### Exercise goal
Restate each entry word for word, leaving nothing out.

________

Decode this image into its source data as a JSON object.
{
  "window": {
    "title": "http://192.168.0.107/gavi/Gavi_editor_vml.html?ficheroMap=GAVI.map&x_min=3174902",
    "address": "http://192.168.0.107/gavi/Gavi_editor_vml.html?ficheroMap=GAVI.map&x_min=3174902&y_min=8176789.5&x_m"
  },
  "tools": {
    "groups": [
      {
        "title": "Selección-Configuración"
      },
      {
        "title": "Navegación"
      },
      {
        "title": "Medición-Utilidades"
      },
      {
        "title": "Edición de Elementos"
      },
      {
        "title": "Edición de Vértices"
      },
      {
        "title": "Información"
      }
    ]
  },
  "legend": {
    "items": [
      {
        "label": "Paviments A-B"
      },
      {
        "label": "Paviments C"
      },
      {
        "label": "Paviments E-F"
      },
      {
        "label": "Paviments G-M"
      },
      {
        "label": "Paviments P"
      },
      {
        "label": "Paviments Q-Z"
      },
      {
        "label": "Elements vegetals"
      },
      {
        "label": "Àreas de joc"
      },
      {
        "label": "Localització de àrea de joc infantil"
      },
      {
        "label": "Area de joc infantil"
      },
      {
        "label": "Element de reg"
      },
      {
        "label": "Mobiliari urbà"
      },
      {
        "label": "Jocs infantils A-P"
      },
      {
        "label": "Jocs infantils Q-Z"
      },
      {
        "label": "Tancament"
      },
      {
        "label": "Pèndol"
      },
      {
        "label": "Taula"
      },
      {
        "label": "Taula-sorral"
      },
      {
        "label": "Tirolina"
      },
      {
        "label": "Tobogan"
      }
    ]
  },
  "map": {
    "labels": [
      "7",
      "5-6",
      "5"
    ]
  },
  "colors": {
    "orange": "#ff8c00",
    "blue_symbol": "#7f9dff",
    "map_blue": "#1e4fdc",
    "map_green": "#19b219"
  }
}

________

### The response
Decode this image into its source data as a JSON object.
{
  "window": {
    "title": "http://192.168.0.107/gavi/Gavi_editor_vml.html?ficheroMap=GAVI.map&x_min=3174902",
    "address": "http://192.168.0.107/gavi/Gavi_editor_vml.html?ficheroMap=GAVI.map&x_min=3174902&y_min=8176789.5&x_m"
  },
  "tools": {
    "groups": [
      {
        "title": "Selección-Configuración"
      },
      {
        "title": "Navegación"
      },
      {
        "title": "Medición-Utilidades"
      },
      {
        "title": "Edición de Elementos"
      },
      {
        "title": "Edición de Vértices"
      },
      {
        "title": "Información"
      }
    ]
  },
  "legend": {
    "items": [
      {
        "label": "Paviments A-B"
      },
      {
        "label": "Paviments C"
      },
      {
        "label": "Paviments E-F"
      },
      {
        "label": "Paviments G-M"
      },
      {
        "label": "Paviments P"
      },
      {
        "label": "Paviments Q-Z"
      },
      {
        "label": "Elements vegetals"
      },
      {
        "label": "Àreas de joc"
      },
      {
        "label": "Localització de àrea de joc infantil"
      },
      {
        "label": "Area de joc infantil"
      },
      {
        "label": "Element de reg"
      },
      {
        "label": "Mobiliari urbà"
      },
      {
        "label": "Jocs infantils A-P"
      },
      {
        "label": "Jocs infantils Q-Z"
      },
      {
        "label": "Tancament"
      },
      {
        "label": "Pèndol"
      },
      {
        "label": "Taula"
      },
      {
        "label": "Taula-sorral"
      },
      {
        "label": "Tirolina"
      },
      {
        "label": "Tobogan"
      }
    ]
  },
  "map": {
    "labels": [
      "7",
      "5-6",
      "5"
    ]
  },
  "colors": {
    "orange": "#ff8c00",
    "blue_symbol": "#7f9dff",
    "map_blue": "#1e4fdc",
    "map_green": "#19b219"
  }
}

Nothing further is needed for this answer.